_GIVEN RECORDS_:
* * * *
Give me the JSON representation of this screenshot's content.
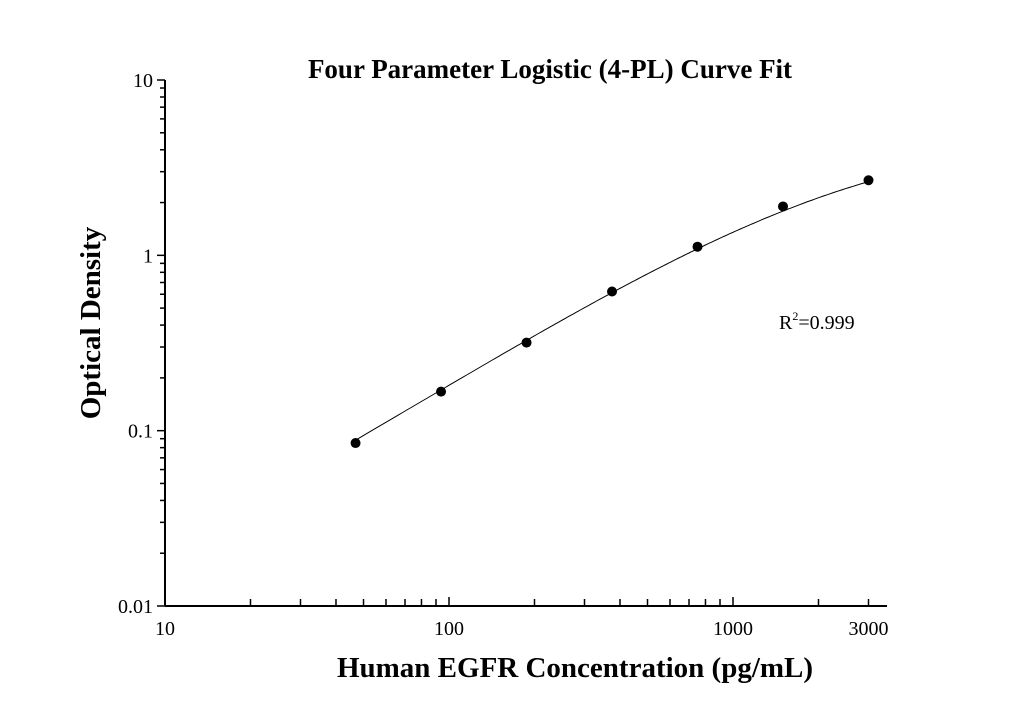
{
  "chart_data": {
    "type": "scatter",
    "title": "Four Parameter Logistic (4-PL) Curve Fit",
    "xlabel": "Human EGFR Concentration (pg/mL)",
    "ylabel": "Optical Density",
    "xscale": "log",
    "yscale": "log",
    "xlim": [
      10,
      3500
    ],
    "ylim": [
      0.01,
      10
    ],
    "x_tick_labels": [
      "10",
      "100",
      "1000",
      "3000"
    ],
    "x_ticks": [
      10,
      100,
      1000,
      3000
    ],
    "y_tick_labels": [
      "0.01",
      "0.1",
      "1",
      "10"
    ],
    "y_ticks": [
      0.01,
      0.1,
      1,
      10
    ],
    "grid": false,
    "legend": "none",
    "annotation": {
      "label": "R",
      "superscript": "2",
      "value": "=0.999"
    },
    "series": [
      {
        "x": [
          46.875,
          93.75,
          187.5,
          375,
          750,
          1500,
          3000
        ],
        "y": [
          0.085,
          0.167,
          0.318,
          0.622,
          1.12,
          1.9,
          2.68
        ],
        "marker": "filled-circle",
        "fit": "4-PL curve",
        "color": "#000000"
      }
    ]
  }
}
* * * *
_TASK INSTRUCTIONS_: Using the records above, output their complete text exactly, minus any images.

_EXERCISE ANSWER_:
Give me the JSON representation of this screenshot's content.
{
  "chart_data": {
    "type": "scatter",
    "title": "Four Parameter Logistic (4-PL) Curve Fit",
    "xlabel": "Human EGFR Concentration (pg/mL)",
    "ylabel": "Optical Density",
    "xscale": "log",
    "yscale": "log",
    "xlim": [
      10,
      3500
    ],
    "ylim": [
      0.01,
      10
    ],
    "x_tick_labels": [
      "10",
      "100",
      "1000",
      "3000"
    ],
    "x_ticks": [
      10,
      100,
      1000,
      3000
    ],
    "y_tick_labels": [
      "0.01",
      "0.1",
      "1",
      "10"
    ],
    "y_ticks": [
      0.01,
      0.1,
      1,
      10
    ],
    "grid": false,
    "legend": "none",
    "annotation": {
      "label": "R",
      "superscript": "2",
      "value": "=0.999"
    },
    "series": [
      {
        "x": [
          46.875,
          93.75,
          187.5,
          375,
          750,
          1500,
          3000
        ],
        "y": [
          0.085,
          0.167,
          0.318,
          0.622,
          1.12,
          1.9,
          2.68
        ],
        "marker": "filled-circle",
        "fit": "4-PL curve",
        "color": "#000000"
      }
    ]
  }
}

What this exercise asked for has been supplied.